** Begin SUPPLIED INFORMATION **

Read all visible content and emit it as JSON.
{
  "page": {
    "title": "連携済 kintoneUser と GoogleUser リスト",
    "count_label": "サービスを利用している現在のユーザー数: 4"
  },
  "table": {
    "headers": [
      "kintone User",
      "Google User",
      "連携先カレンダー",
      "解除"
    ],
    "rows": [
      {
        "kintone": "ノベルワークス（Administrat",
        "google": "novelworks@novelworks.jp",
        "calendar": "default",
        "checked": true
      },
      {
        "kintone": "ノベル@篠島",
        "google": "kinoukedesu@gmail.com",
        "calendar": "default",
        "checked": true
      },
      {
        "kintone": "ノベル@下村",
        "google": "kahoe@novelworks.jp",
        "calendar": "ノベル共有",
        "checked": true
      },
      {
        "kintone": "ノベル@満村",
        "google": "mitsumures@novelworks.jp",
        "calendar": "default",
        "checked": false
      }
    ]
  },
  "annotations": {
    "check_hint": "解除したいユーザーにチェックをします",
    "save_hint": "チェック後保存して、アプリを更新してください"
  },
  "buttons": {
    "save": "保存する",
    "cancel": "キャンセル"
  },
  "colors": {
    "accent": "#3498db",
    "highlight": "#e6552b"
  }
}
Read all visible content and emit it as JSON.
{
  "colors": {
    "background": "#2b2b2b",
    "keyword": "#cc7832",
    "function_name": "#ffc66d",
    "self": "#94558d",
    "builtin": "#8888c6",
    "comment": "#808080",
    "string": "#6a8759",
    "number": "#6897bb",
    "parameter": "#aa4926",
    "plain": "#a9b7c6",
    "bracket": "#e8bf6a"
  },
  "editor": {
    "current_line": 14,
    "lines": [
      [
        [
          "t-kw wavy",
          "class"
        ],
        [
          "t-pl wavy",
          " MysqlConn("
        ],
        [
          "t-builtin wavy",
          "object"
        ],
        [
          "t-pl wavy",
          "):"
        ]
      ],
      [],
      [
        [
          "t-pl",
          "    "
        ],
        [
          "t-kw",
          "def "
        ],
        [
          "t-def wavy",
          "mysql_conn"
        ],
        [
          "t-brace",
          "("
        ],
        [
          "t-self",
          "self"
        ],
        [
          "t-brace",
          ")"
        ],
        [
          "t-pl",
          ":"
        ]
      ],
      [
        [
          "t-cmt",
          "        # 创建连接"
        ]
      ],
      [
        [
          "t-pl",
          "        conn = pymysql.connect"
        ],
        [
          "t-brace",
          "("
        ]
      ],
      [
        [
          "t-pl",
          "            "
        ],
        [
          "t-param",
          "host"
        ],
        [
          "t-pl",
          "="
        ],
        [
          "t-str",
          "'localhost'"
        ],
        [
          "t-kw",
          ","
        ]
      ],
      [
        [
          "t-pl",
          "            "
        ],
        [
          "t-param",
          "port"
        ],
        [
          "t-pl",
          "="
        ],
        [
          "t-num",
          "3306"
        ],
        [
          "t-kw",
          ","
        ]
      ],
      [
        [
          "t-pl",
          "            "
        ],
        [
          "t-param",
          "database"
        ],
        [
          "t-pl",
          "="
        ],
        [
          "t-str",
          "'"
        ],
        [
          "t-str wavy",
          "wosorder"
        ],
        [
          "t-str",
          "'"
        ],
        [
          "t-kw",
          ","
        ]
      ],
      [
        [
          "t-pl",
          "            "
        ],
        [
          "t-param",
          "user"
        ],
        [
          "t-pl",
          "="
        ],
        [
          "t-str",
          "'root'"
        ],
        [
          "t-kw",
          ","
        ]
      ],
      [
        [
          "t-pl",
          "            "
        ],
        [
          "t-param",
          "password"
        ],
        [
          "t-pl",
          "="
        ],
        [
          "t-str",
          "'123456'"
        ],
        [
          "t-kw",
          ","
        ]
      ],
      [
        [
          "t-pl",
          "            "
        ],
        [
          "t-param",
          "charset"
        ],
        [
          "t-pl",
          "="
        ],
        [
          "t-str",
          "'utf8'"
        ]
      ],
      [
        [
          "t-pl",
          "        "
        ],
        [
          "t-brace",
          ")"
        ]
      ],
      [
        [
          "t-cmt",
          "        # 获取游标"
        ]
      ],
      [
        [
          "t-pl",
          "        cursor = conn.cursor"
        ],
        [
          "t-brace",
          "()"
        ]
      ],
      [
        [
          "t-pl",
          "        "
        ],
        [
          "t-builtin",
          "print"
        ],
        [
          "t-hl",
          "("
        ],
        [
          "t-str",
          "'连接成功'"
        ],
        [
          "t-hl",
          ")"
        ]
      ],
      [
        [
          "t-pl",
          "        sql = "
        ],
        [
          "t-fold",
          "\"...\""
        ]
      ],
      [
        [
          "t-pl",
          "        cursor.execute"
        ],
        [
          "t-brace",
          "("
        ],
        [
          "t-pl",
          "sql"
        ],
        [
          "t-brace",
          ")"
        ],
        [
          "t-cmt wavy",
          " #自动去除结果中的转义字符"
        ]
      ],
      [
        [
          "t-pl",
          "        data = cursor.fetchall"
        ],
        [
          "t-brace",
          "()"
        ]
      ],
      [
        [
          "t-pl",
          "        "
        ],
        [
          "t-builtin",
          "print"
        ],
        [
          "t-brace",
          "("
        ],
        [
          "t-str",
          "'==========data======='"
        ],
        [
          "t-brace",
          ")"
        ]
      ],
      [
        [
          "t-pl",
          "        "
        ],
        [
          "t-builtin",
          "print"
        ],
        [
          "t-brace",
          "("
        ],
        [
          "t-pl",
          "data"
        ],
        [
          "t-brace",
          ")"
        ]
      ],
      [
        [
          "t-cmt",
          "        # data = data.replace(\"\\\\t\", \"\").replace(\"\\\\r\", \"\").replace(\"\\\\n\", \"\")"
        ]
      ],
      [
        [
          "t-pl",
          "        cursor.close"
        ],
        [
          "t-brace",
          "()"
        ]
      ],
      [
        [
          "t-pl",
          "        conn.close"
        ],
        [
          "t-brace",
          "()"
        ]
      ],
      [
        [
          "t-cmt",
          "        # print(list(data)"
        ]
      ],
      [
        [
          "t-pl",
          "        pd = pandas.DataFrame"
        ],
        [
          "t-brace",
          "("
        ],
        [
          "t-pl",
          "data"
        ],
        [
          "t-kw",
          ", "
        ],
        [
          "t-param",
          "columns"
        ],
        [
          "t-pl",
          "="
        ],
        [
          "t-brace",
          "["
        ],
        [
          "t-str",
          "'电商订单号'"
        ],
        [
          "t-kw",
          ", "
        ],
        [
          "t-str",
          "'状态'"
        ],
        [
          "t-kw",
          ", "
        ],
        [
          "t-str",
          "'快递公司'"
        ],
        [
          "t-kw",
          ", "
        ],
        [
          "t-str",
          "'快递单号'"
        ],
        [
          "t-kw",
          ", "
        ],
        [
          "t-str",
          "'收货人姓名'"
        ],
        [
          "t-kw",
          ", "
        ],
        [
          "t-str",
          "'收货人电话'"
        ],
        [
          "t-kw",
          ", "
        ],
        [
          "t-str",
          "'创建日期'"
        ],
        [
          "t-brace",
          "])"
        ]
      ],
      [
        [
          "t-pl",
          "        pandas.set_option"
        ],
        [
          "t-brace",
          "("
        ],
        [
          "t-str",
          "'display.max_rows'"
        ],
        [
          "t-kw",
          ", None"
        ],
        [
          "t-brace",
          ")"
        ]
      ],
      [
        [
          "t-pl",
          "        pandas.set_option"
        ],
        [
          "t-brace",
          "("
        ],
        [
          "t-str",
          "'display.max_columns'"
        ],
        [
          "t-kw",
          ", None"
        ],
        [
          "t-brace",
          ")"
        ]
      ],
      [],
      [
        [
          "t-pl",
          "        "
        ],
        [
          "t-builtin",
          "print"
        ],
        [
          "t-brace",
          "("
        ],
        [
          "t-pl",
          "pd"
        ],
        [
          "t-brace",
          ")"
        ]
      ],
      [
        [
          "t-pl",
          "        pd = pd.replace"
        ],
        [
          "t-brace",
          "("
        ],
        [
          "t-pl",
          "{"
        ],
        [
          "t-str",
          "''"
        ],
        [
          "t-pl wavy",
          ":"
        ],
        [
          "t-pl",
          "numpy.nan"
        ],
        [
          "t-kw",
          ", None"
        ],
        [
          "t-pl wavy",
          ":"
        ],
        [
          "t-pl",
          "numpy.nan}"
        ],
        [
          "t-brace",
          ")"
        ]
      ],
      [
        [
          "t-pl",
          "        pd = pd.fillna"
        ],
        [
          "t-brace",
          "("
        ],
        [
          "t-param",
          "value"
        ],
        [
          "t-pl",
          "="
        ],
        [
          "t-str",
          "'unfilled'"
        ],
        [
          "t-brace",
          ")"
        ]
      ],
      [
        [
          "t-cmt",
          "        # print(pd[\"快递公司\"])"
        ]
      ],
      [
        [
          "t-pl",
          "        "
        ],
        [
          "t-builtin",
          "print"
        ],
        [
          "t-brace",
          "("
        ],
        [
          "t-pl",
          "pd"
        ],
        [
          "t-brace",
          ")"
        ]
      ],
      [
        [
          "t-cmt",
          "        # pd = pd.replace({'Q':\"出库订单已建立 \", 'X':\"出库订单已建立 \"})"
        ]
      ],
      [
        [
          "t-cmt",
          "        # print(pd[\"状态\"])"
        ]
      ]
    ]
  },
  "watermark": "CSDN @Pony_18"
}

** End SUPPLIED INFORMATION **

TASK DESCRIPTION: Scan the data above and copy every line with "cursor" in it.

OUTPUT FOR THIS EXERCISE:
          "        cursor = conn.cursor"
          "        cursor.execute"
          "        data = cursor.fetchall"
          "        cursor.close"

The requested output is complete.